Description of the task: Look through the listing for the word "Developer". Copy each line that has it.

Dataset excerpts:

====

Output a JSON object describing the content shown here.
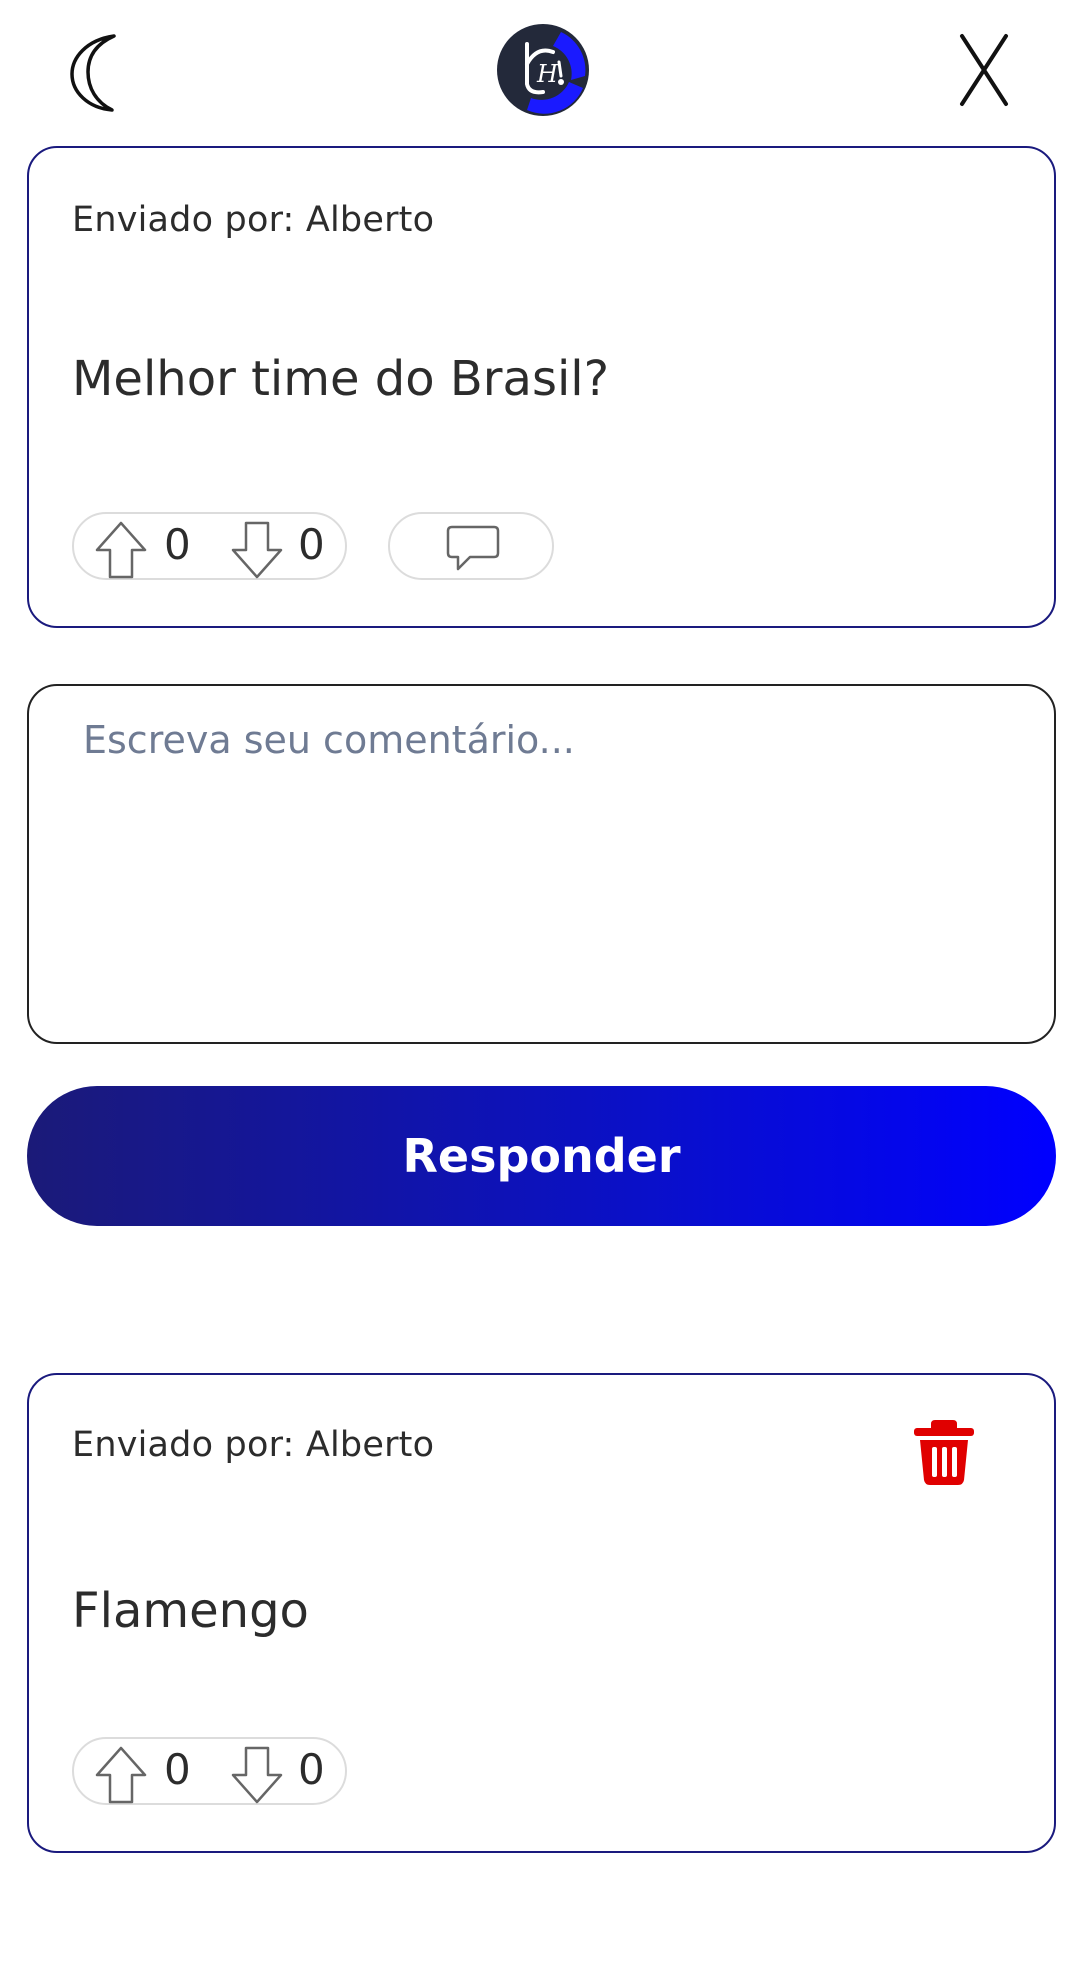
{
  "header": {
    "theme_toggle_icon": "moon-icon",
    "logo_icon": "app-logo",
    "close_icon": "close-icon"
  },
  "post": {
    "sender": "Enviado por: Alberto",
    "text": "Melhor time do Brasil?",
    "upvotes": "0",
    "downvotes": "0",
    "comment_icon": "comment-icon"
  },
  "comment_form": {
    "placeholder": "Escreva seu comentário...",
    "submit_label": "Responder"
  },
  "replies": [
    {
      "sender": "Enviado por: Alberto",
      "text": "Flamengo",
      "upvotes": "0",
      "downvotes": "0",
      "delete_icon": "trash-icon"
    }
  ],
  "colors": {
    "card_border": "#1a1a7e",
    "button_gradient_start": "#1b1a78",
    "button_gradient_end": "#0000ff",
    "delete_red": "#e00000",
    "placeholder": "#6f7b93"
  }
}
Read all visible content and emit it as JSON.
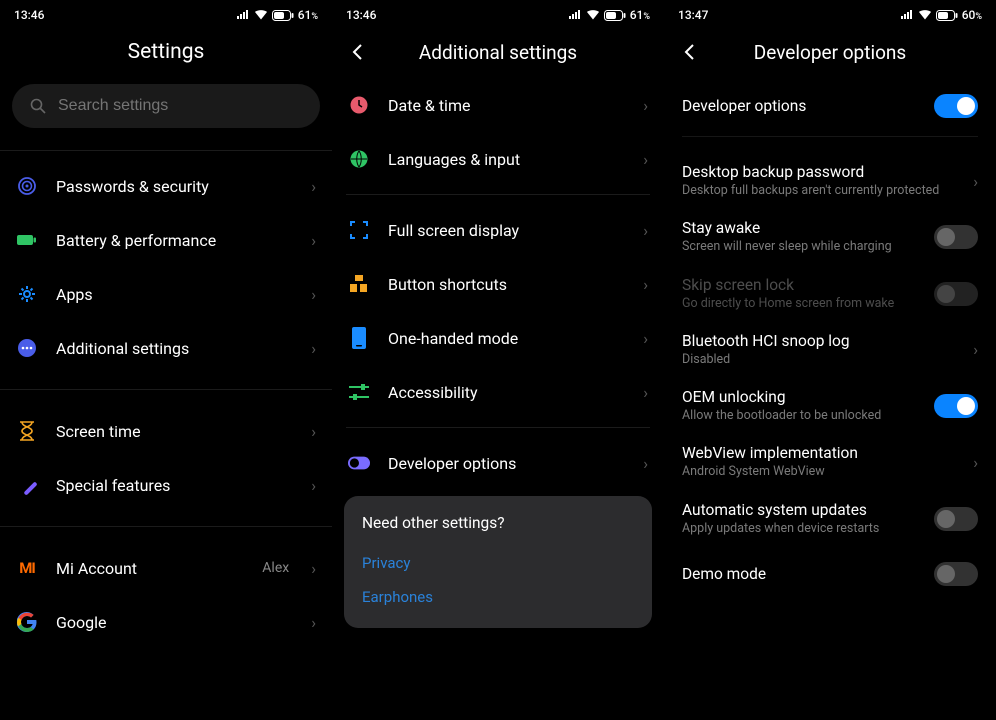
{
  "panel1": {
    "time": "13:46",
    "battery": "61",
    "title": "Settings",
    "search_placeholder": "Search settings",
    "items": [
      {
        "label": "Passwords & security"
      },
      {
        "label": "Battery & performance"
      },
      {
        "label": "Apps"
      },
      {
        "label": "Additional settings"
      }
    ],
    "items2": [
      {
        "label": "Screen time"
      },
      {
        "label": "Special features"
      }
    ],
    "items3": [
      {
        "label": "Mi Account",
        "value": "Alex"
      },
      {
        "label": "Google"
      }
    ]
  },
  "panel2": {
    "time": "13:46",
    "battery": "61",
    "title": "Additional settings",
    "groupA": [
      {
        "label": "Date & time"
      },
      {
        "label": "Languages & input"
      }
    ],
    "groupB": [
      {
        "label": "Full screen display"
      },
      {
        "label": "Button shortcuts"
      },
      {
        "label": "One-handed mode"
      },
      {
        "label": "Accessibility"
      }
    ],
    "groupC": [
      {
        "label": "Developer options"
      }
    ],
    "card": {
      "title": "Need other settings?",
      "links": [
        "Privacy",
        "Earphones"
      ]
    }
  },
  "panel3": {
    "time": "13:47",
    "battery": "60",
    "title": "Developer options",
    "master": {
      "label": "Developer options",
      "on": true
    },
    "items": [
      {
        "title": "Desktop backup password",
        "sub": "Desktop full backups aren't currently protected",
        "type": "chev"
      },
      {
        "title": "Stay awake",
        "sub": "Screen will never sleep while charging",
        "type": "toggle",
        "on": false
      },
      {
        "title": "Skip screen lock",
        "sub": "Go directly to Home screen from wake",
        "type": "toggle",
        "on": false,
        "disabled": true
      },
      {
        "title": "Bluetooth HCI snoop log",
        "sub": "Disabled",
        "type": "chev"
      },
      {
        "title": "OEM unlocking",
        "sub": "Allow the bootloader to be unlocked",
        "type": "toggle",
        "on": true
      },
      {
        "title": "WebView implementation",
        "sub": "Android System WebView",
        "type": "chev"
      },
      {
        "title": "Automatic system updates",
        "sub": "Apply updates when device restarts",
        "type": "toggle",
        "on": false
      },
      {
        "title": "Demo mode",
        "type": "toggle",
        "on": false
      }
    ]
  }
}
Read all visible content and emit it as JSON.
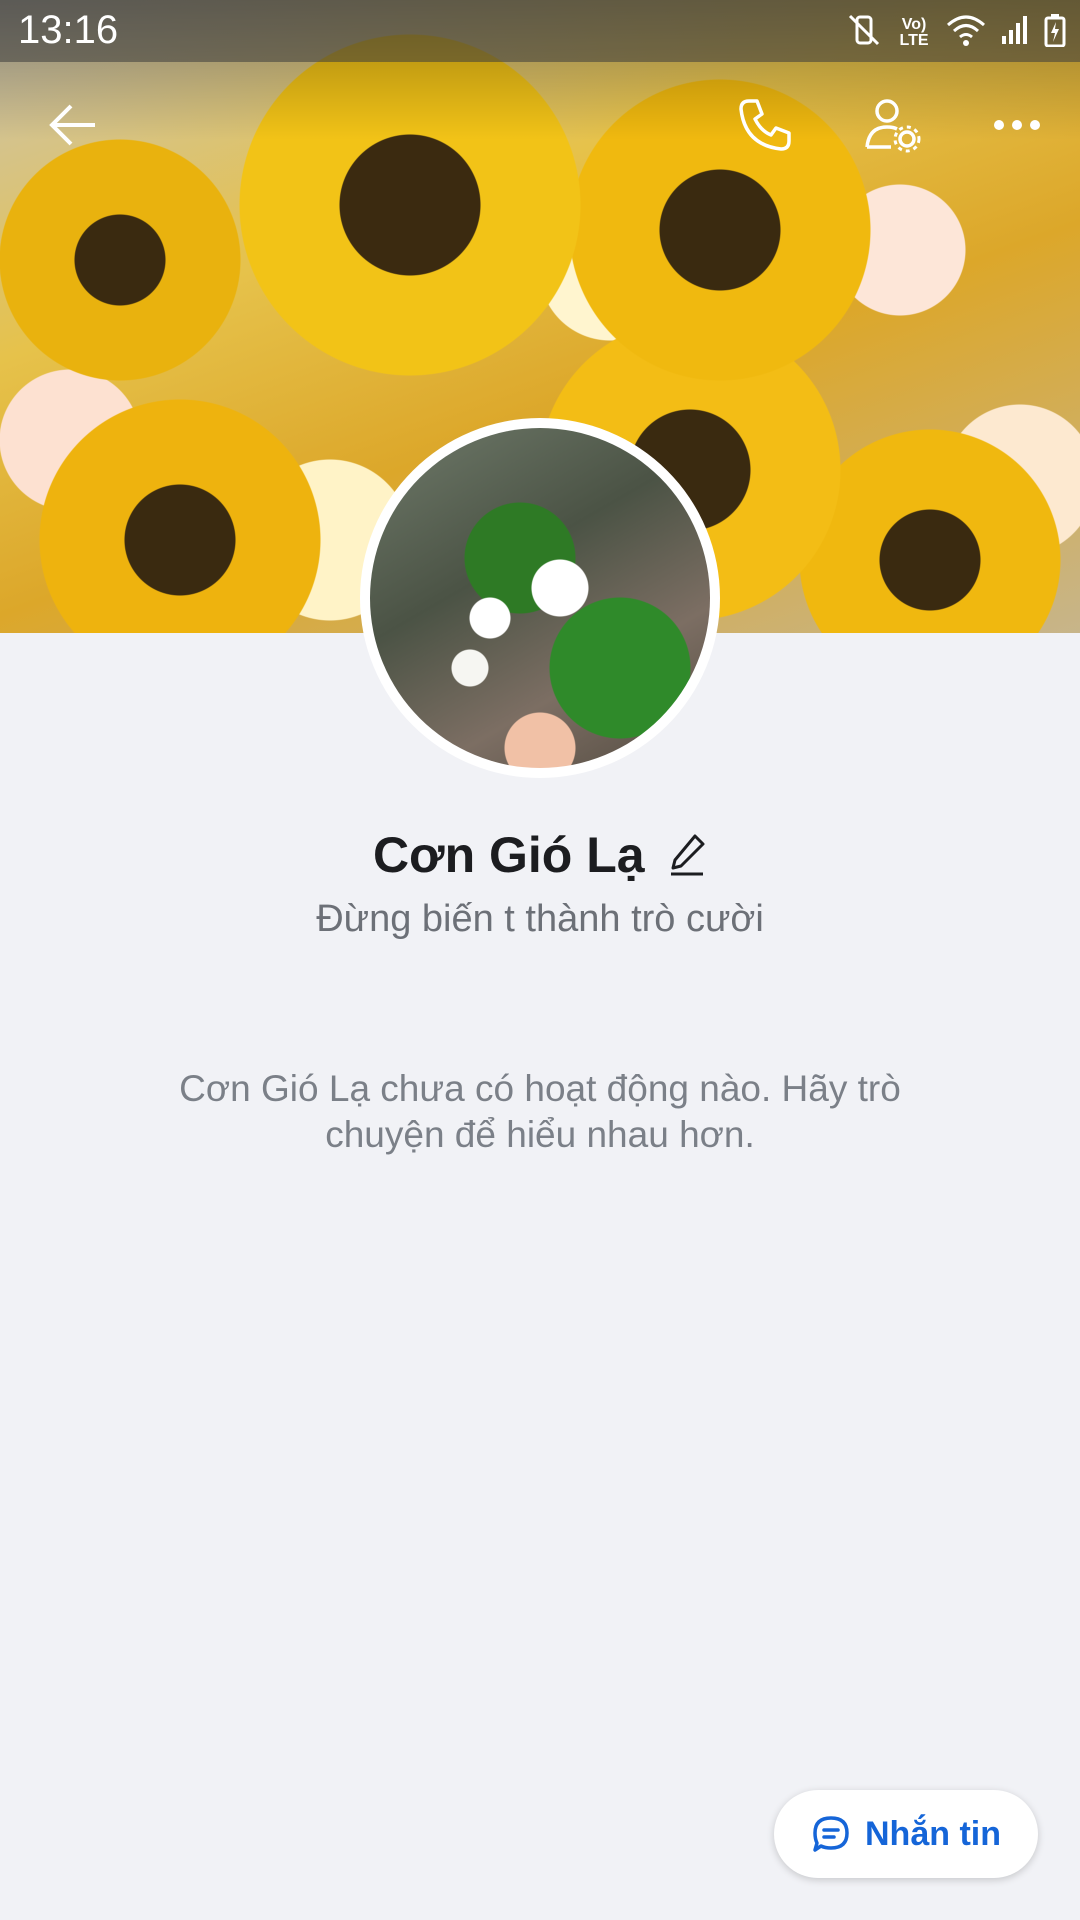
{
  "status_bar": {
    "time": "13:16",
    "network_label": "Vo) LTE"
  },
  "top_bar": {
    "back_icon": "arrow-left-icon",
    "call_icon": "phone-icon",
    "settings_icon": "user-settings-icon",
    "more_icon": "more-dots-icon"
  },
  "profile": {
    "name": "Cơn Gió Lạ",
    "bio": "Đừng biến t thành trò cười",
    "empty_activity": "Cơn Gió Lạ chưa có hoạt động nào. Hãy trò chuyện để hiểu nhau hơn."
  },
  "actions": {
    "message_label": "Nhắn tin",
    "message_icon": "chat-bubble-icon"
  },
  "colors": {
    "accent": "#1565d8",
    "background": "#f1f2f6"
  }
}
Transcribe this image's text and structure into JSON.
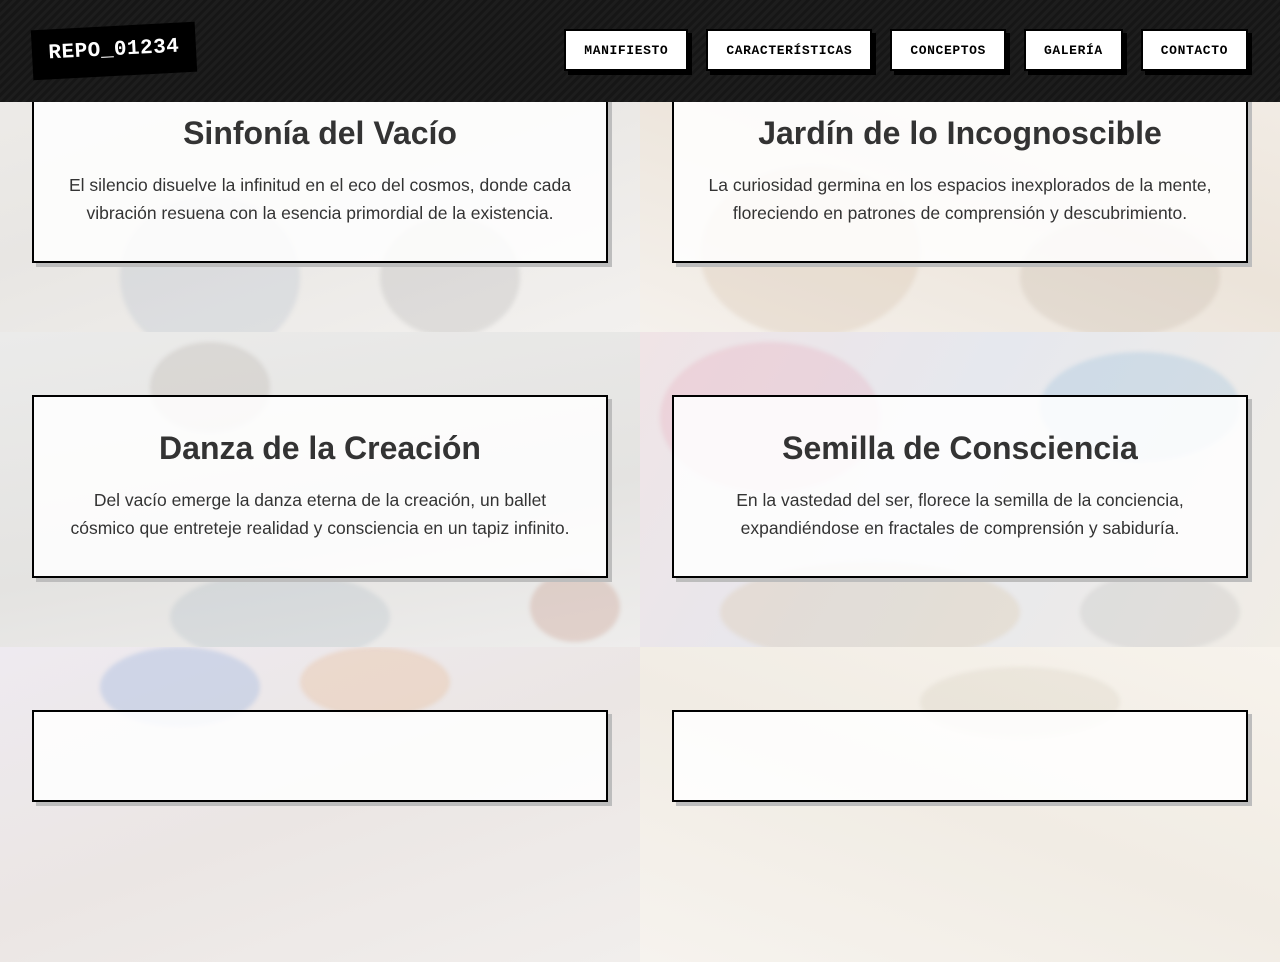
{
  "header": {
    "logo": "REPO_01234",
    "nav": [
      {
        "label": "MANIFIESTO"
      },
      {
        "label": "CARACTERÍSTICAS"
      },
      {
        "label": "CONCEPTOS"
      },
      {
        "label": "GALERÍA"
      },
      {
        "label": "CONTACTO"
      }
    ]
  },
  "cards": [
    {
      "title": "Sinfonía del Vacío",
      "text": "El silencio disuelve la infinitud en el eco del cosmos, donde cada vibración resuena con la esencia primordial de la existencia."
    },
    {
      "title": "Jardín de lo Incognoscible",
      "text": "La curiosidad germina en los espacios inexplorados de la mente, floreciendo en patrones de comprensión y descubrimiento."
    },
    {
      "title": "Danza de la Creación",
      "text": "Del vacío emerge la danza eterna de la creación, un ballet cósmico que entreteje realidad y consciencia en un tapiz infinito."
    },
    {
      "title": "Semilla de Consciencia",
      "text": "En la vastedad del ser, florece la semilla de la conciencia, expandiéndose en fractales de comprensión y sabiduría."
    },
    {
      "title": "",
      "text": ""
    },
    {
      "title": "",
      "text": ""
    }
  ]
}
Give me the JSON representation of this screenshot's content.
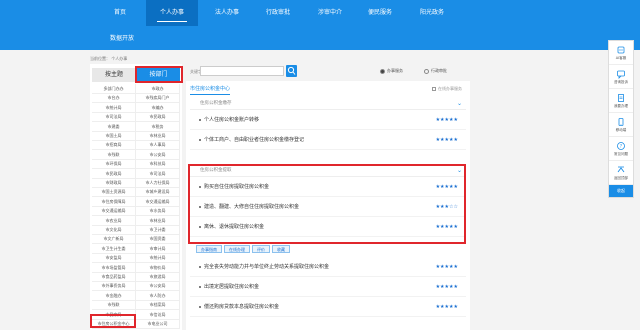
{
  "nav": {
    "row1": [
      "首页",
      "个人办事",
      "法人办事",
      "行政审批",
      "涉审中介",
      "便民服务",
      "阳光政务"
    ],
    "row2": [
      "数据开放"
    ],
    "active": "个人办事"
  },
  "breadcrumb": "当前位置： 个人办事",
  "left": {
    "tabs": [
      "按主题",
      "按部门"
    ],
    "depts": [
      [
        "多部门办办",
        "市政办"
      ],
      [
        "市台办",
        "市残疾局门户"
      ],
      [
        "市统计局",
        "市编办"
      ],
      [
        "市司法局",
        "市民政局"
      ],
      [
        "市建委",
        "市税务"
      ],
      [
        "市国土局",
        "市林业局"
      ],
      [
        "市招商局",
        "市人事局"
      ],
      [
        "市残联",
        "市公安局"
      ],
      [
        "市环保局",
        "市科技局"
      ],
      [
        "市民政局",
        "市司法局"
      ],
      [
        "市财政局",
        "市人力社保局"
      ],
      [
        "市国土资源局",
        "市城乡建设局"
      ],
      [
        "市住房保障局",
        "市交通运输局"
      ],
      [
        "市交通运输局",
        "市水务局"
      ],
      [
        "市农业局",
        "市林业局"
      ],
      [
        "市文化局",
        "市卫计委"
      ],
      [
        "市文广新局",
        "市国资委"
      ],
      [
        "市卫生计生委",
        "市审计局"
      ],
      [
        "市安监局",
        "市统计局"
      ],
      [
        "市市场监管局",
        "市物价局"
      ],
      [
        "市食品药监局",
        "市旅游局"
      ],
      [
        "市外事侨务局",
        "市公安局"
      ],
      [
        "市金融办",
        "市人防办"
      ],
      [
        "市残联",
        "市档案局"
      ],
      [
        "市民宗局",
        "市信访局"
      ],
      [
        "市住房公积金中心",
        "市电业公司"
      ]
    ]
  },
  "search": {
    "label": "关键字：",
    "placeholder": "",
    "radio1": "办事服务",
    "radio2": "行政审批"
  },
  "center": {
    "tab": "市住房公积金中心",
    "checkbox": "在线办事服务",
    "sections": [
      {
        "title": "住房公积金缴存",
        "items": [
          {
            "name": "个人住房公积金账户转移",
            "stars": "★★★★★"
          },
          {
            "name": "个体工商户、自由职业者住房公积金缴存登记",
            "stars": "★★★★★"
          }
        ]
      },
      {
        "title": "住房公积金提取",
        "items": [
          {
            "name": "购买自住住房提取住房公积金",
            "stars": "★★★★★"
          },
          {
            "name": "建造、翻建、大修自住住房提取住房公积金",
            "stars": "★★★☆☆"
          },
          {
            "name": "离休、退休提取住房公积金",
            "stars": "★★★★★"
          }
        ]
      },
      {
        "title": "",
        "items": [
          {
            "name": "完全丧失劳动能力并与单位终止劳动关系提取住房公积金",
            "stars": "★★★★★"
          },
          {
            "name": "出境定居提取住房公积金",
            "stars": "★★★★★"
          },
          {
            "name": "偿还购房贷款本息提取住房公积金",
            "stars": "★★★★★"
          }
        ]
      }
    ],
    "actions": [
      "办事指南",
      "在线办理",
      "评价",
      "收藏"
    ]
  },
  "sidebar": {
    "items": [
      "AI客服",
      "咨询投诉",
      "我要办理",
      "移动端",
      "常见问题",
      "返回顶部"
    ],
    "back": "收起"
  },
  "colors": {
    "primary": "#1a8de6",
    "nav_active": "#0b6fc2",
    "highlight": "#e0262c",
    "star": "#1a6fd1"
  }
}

====

Final result:
        "label": "Developer options"
    "title": "Developer options",
      "label": "Developer options",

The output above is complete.